■ **Given instruction**
Scan the material below for lines with the word "Google" and report how many there are, with nothing added.

-*-*-

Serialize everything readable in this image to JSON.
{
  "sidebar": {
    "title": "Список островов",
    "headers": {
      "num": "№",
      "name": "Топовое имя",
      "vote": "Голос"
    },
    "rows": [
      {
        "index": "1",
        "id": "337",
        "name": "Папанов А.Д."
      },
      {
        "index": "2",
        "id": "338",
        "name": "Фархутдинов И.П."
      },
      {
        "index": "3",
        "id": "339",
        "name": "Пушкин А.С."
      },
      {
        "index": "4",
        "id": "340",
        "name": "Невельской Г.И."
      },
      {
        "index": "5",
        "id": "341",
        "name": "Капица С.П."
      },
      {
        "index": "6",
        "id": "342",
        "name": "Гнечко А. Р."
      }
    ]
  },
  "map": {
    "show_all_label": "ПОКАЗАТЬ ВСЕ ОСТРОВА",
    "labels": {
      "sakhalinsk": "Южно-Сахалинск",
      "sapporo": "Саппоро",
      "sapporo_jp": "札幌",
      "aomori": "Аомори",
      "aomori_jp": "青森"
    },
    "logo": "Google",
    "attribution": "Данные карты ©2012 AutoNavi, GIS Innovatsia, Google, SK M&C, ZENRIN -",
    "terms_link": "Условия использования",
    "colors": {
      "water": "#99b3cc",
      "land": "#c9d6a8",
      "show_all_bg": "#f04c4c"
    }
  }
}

-*-*-

■ **Answer to the exercise**
2